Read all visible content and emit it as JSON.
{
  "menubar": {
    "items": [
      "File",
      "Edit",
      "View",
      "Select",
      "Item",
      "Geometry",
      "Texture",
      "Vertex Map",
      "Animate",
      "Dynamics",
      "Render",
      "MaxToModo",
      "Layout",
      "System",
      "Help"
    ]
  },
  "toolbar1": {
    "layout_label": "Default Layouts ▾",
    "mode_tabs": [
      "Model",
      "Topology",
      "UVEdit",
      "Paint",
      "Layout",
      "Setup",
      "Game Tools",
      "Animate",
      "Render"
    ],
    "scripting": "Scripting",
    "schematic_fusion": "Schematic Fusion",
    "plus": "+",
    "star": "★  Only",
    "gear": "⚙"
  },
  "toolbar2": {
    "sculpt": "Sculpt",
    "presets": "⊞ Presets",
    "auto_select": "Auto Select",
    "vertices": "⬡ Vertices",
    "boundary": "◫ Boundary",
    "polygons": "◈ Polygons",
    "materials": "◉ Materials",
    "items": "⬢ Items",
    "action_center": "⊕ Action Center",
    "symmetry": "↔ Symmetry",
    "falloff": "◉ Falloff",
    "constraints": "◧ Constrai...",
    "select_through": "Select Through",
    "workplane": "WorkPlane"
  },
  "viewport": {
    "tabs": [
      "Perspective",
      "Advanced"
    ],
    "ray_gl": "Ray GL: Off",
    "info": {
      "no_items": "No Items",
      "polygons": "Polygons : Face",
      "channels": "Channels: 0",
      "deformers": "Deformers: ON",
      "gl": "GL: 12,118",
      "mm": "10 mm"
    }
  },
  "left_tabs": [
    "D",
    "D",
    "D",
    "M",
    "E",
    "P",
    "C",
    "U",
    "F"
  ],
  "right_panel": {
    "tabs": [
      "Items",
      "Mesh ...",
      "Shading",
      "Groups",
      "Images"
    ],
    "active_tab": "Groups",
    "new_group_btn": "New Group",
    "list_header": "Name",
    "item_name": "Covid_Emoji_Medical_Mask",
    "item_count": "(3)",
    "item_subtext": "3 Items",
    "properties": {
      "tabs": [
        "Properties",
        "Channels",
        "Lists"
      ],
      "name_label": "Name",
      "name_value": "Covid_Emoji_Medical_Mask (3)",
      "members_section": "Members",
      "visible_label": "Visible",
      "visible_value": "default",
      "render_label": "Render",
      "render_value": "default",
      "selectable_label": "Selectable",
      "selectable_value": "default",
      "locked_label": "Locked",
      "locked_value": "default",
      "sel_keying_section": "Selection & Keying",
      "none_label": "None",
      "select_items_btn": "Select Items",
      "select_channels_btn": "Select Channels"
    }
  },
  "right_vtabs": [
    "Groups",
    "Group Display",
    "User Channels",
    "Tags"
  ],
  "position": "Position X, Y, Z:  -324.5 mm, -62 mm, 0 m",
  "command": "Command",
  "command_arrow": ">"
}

..........

## GIVEN PROBLEM
Repeat the records above exactly, leaving none out.

## REPLY TO THE TASK
Read all visible content and emit it as JSON.
{
  "menubar": {
    "items": [
      "File",
      "Edit",
      "View",
      "Select",
      "Item",
      "Geometry",
      "Texture",
      "Vertex Map",
      "Animate",
      "Dynamics",
      "Render",
      "MaxToModo",
      "Layout",
      "System",
      "Help"
    ]
  },
  "toolbar1": {
    "layout_label": "Default Layouts ▾",
    "mode_tabs": [
      "Model",
      "Topology",
      "UVEdit",
      "Paint",
      "Layout",
      "Setup",
      "Game Tools",
      "Animate",
      "Render"
    ],
    "scripting": "Scripting",
    "schematic_fusion": "Schematic Fusion",
    "plus": "+",
    "star": "★  Only",
    "gear": "⚙"
  },
  "toolbar2": {
    "sculpt": "Sculpt",
    "presets": "⊞ Presets",
    "auto_select": "Auto Select",
    "vertices": "⬡ Vertices",
    "boundary": "◫ Boundary",
    "polygons": "◈ Polygons",
    "materials": "◉ Materials",
    "items": "⬢ Items",
    "action_center": "⊕ Action Center",
    "symmetry": "↔ Symmetry",
    "falloff": "◉ Falloff",
    "constraints": "◧ Constrai...",
    "select_through": "Select Through",
    "workplane": "WorkPlane"
  },
  "viewport": {
    "tabs": [
      "Perspective",
      "Advanced"
    ],
    "ray_gl": "Ray GL: Off",
    "info": {
      "no_items": "No Items",
      "polygons": "Polygons : Face",
      "channels": "Channels: 0",
      "deformers": "Deformers: ON",
      "gl": "GL: 12,118",
      "mm": "10 mm"
    }
  },
  "left_tabs": [
    "D",
    "D",
    "D",
    "M",
    "E",
    "P",
    "C",
    "U",
    "F"
  ],
  "right_panel": {
    "tabs": [
      "Items",
      "Mesh ...",
      "Shading",
      "Groups",
      "Images"
    ],
    "active_tab": "Groups",
    "new_group_btn": "New Group",
    "list_header": "Name",
    "item_name": "Covid_Emoji_Medical_Mask",
    "item_count": "(3)",
    "item_subtext": "3 Items",
    "properties": {
      "tabs": [
        "Properties",
        "Channels",
        "Lists"
      ],
      "name_label": "Name",
      "name_value": "Covid_Emoji_Medical_Mask (3)",
      "members_section": "Members",
      "visible_label": "Visible",
      "visible_value": "default",
      "render_label": "Render",
      "render_value": "default",
      "selectable_label": "Selectable",
      "selectable_value": "default",
      "locked_label": "Locked",
      "locked_value": "default",
      "sel_keying_section": "Selection & Keying",
      "none_label": "None",
      "select_items_btn": "Select Items",
      "select_channels_btn": "Select Channels"
    }
  },
  "right_vtabs": [
    "Groups",
    "Group Display",
    "User Channels",
    "Tags"
  ],
  "position": "Position X, Y, Z:  -324.5 mm, -62 mm, 0 m",
  "command": "Command",
  "command_arrow": ">"
}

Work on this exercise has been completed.